__Written request__.
Note how many lines hold the string "형사상의" and give that number without any other words.

__Exercise materials__.
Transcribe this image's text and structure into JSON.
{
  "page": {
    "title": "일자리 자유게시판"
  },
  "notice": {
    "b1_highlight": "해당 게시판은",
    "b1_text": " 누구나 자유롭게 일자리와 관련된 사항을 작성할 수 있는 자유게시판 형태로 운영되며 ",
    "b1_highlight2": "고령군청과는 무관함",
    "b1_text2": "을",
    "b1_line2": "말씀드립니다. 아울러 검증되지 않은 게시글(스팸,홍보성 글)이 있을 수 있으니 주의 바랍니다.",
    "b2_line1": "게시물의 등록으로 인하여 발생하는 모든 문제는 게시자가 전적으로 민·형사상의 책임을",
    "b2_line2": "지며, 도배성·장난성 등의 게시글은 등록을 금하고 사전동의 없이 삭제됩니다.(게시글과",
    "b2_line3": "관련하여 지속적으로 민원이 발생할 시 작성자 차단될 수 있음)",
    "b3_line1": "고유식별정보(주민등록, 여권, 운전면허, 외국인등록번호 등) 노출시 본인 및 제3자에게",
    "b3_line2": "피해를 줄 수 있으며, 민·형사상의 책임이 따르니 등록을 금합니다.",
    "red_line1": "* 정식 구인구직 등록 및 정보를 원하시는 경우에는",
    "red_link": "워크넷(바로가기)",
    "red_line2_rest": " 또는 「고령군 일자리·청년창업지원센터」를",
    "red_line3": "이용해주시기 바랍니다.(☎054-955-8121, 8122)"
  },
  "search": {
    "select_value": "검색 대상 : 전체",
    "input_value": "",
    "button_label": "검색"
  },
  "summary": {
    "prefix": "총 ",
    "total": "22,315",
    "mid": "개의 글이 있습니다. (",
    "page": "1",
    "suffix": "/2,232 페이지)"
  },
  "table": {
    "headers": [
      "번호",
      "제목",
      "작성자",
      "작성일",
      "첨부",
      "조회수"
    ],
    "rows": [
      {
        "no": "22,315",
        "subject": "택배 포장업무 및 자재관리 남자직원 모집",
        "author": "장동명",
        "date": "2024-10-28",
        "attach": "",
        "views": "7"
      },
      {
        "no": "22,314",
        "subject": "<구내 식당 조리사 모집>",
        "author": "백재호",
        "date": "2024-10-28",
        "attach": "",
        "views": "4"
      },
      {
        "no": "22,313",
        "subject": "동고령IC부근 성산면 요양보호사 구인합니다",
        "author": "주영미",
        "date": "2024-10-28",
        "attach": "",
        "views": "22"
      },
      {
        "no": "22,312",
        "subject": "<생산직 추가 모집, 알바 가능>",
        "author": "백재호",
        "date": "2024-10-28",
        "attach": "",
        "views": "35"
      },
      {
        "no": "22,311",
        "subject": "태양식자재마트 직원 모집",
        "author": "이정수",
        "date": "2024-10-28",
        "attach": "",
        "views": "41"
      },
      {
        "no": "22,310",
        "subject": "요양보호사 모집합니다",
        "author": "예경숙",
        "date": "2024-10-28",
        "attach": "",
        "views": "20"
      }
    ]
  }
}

__Exercise result__.
2